┏━━

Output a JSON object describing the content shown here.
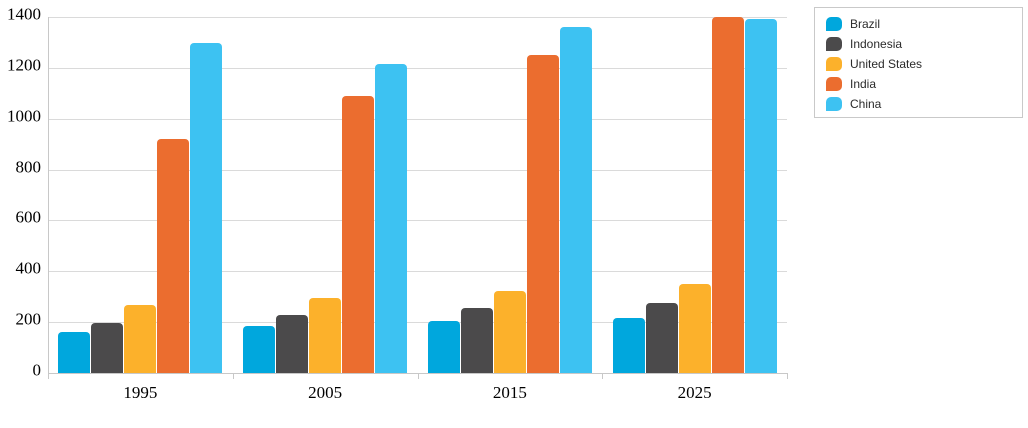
{
  "chart_data": {
    "type": "bar",
    "title": "",
    "xlabel": "",
    "ylabel": "",
    "categories": [
      "1995",
      "2005",
      "2015",
      "2025"
    ],
    "series": [
      {
        "name": "Brazil",
        "color": "#00a7dd",
        "values": [
          161,
          185,
          204,
          215
        ]
      },
      {
        "name": "Indonesia",
        "color": "#4b4a4b",
        "values": [
          196,
          228,
          255,
          276
        ]
      },
      {
        "name": "United States",
        "color": "#fcb12b",
        "values": [
          266,
          295,
          321,
          350
        ]
      },
      {
        "name": "India",
        "color": "#eb6d2f",
        "values": [
          920,
          1090,
          1251,
          1400
        ]
      },
      {
        "name": "China",
        "color": "#3dc2f2",
        "values": [
          1298,
          1216,
          1361,
          1394
        ]
      }
    ],
    "ylim": [
      0,
      1400
    ],
    "ytick_interval": 200,
    "y_tick_labels": [
      "0",
      "200",
      "400",
      "600",
      "800",
      "1000",
      "1200",
      "1400"
    ],
    "grid": "horizontal",
    "legend_position": "top-right",
    "colors": {
      "background": "#ffffff",
      "gridline": "#dadada",
      "axis_line": "#c8c8c8",
      "legend_border": "#c9c9c9",
      "axis_text": "#000000",
      "legend_text": "#2b2b2b"
    }
  }
}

┗━━

### Objective
Print all of the records shown above exactly, leaving out each picture.

### Answer in full
Output a JSON object describing the content shown here.
{
  "chart_data": {
    "type": "bar",
    "title": "",
    "xlabel": "",
    "ylabel": "",
    "categories": [
      "1995",
      "2005",
      "2015",
      "2025"
    ],
    "series": [
      {
        "name": "Brazil",
        "color": "#00a7dd",
        "values": [
          161,
          185,
          204,
          215
        ]
      },
      {
        "name": "Indonesia",
        "color": "#4b4a4b",
        "values": [
          196,
          228,
          255,
          276
        ]
      },
      {
        "name": "United States",
        "color": "#fcb12b",
        "values": [
          266,
          295,
          321,
          350
        ]
      },
      {
        "name": "India",
        "color": "#eb6d2f",
        "values": [
          920,
          1090,
          1251,
          1400
        ]
      },
      {
        "name": "China",
        "color": "#3dc2f2",
        "values": [
          1298,
          1216,
          1361,
          1394
        ]
      }
    ],
    "ylim": [
      0,
      1400
    ],
    "ytick_interval": 200,
    "y_tick_labels": [
      "0",
      "200",
      "400",
      "600",
      "800",
      "1000",
      "1200",
      "1400"
    ],
    "grid": "horizontal",
    "legend_position": "top-right",
    "colors": {
      "background": "#ffffff",
      "gridline": "#dadada",
      "axis_line": "#c8c8c8",
      "legend_border": "#c9c9c9",
      "axis_text": "#000000",
      "legend_text": "#2b2b2b"
    }
  }
}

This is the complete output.